-- Start of Dataset rows --

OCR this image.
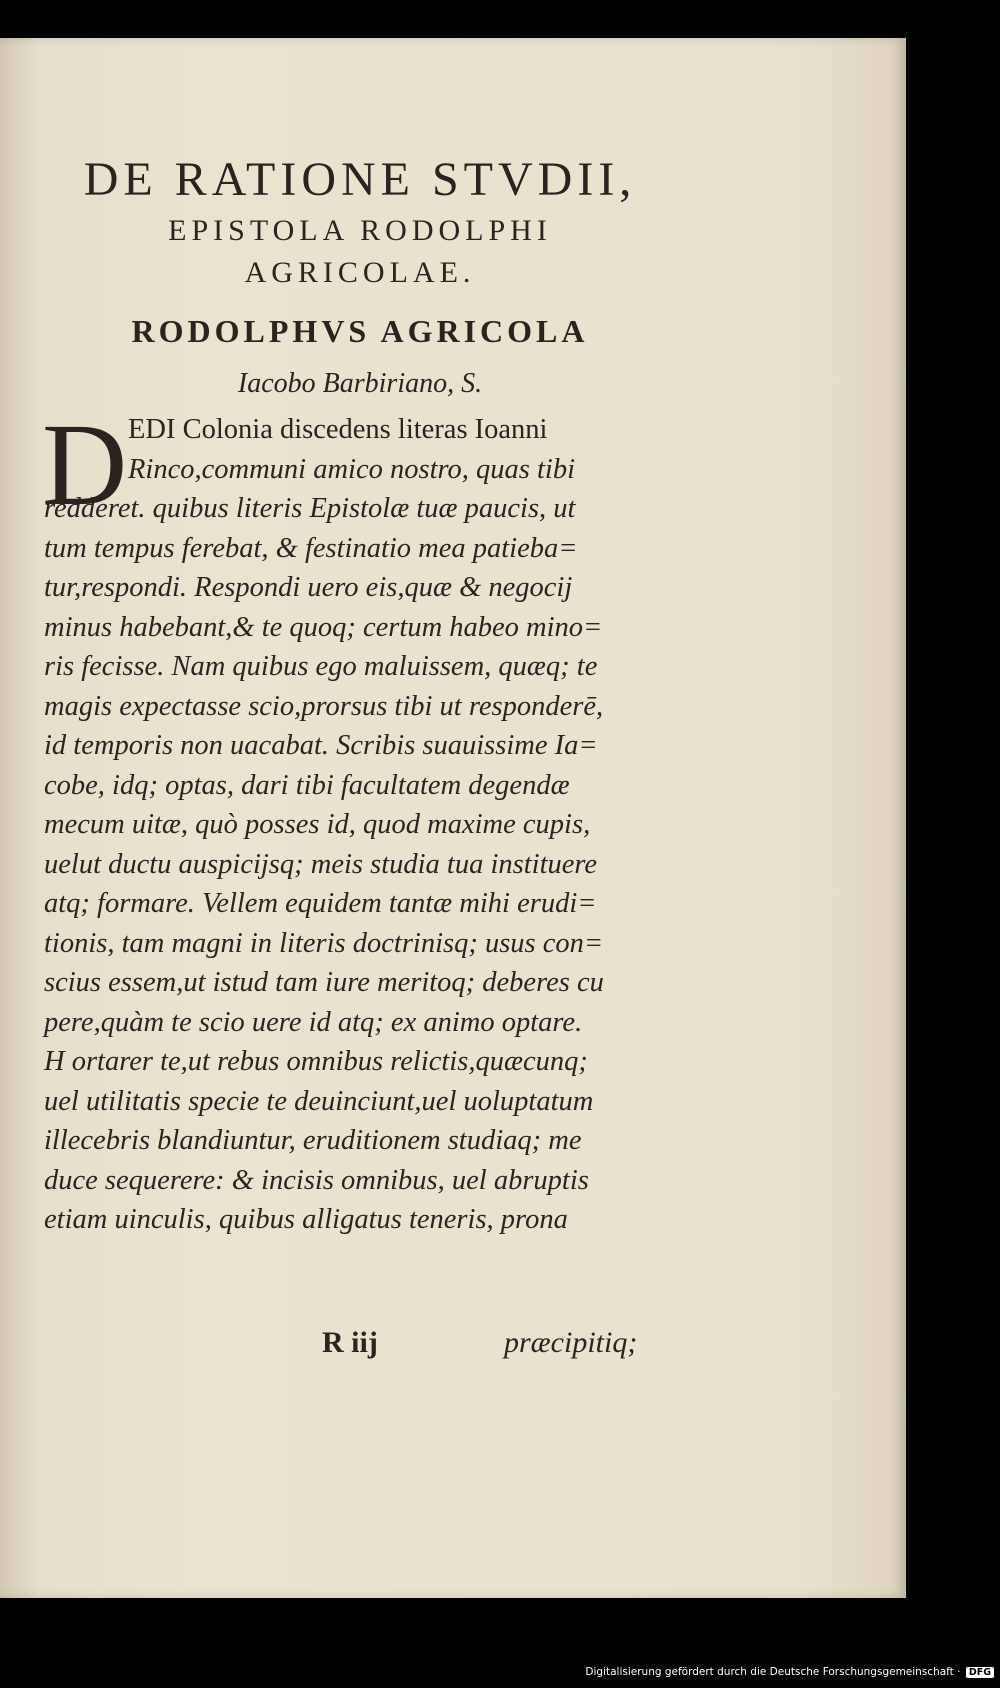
DE RATIONE STVDII,
EPISTOLA RODOLPHI
AGRICOLAE.
RODOLPHVS AGRICOLA
Iacobo Barbiriano, S.
D EDI Colonia discedens literas Ioanni
Rinco,communi amico nostro, quas tibi
redderet. quibus literis Epistolæ tuæ paucis, ut
tum tempus ferebat, & festinatio mea patieba=
tur,respondi. Respondi uero eis,quæ & negocij
minus habebant,& te quoq; certum habeo mino=
ris fecisse. Nam quibus ego maluissem, quæq; te
magis expectasse scio,prorsus tibi ut responderē,
id temporis non uacabat. Scribis suauissime Ia=
cobe, idq; optas, dari tibi facultatem degendæ
mecum uitæ, quò posses id, quod maxime cupis,
uelut ductu auspicijsq; meis studia tua instituere
atq; formare. Vellem equidem tantæ mihi erudi=
tionis, tam magni in literis doctrinisq; usus con=
scius essem,ut istud tam iure meritoq; deberes cu
pere,quàm te scio uere id atq; ex animo optare.
H ortarer te,ut rebus omnibus relictis,quæcunq;
uel utilitatis specie te deuinciunt,uel uoluptatum
illecebris blandiuntur, eruditionem studiaq; me
duce sequerere: & incisis omnibus, uel abruptis
etiam uinculis, quibus alligatus teneris, prona
R iij	præcipitiq;
Digitalisierung gefördert durch die Deutsche Forschungsgemeinschaft · DFG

-- End of Dataset rows --

● Requirements
Copy out the whole listing exactly, and don't carry over any pictures.

● Complete answer
OCR this image.
DE RATIONE STVDII,
EPISTOLA RODOLPHI
AGRICOLAE.
RODOLPHVS AGRICOLA
Iacobo Barbiriano, S.
D EDI Colonia discedens literas Ioanni
Rinco,communi amico nostro, quas tibi
redderet. quibus literis Epistolæ tuæ paucis, ut
tum tempus ferebat, & festinatio mea patieba=
tur,respondi. Respondi uero eis,quæ & negocij
minus habebant,& te quoq; certum habeo mino=
ris fecisse. Nam quibus ego maluissem, quæq; te
magis expectasse scio,prorsus tibi ut responderē,
id temporis non uacabat. Scribis suauissime Ia=
cobe, idq; optas, dari tibi facultatem degendæ
mecum uitæ, quò posses id, quod maxime cupis,
uelut ductu auspicijsq; meis studia tua instituere
atq; formare. Vellem equidem tantæ mihi erudi=
tionis, tam magni in literis doctrinisq; usus con=
scius essem,ut istud tam iure meritoq; deberes cu
pere,quàm te scio uere id atq; ex animo optare.
H ortarer te,ut rebus omnibus relictis,quæcunq;
uel utilitatis specie te deuinciunt,uel uoluptatum
illecebris blandiuntur, eruditionem studiaq; me
duce sequerere: & incisis omnibus, uel abruptis
etiam uinculis, quibus alligatus teneris, prona
R iij	præcipitiq;
Digitalisierung gefördert durch die Deutsche Forschungsgemeinschaft · DFG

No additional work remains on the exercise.